ADTRAN, INC. PERFORMANCE SHARES AGREEMENT
Exhibit 10.1
ADTRAN, INC.
PERFORMANCE SHARES AGREEMENT
PERFORMANCE SHARES AGREEMENT
This Performance Shares Agreement (this “Agreement”) sets forth the specified terms of
ADTRAN, Inc.’s grant of Restricted Stock Units (“Performance Shares”) pursuant to the ADTRAN, Inc.
2006 Employee Stock Incentive Plan (the “Plan”). All capitalized terms used but not defined herein
shall have the meanings ascribed to such terms in the Plan.
Name
of Participant:
Date
of Grant:
Number
of Performance Shares Granted:
Performance Period: The three (3) year period beginning on the Date of Grant of the Performance
Shares.
Vesting and Delivery of Performance Shares: The number of granted Performance Shares that are
vested and earned pursuant to this Agreement will be based on the total shareholder return (“TSR”)

### EXERCISE REQUIREMENTS
1 – Answer these questions from the performance shares agreement.
(a) Under what plan is the grant of Performance Shares made?
(b) How long is the Performance Period, and when does it begin?
(c) Where do capitalized terms that the agreement uses but does not define get their meanings?
2 – Rewrite the performance shares agreement starting at "ADTRAN, INC. PERFORMANCE" and ending at "in the Plan.", with "Restricted Stock Units" changed to "Deferred Stock Units".
3 – Does each statement agree with the performance shares agreement? Answer yes or no and quote the words that decide it.
(a) The Performance Period lasts five years.
(b) The Performance Shares are granted under the ADTRAN, Inc. 2006 Employee Stock Incentive Plan.
(c) Capitalized terms that the agreement does not define take their meanings from the Plan.

### RAW DATA

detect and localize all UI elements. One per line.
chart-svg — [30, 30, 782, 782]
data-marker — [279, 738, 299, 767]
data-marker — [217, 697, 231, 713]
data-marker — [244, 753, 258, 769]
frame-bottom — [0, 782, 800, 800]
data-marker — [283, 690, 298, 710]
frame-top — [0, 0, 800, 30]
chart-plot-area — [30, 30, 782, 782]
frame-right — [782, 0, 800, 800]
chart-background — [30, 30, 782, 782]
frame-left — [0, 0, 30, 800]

### THE REPLIES
1 –
(a) The ADTRAN, Inc. 2006 Employee Stock Incentive Plan.
(b) Three years, beginning on the Date of Grant of the Performance Shares.
(c) From the Plan.

2 –
ADTRAN, INC. PERFORMANCE SHARES AGREEMENT
Exhibit 10.1
ADTRAN, INC.
PERFORMANCE SHARES AGREEMENT
PERFORMANCE SHARES AGREEMENT
This Performance Shares Agreement (this “Agreement”) sets forth the specified terms of
ADTRAN, Inc.’s grant of Deferred Stock Units (“Performance Shares”) pursuant to the ADTRAN, Inc.
2006 Employee Stock Incentive Plan (the “Plan”). All capitalized terms used but not defined herein
shall have the meanings ascribed to such terms in the Plan.

3 –
(a) No: "The three (3) year period beginning on the Date of Grant of the Performance Shares."
(b) Yes: "pursuant to the ADTRAN, Inc. 2006 Employee Stock Incentive Plan (the “Plan”)."
(c) Yes: "All capitalized terms used but not defined herein shall have the meanings ascribed to such terms in the Plan."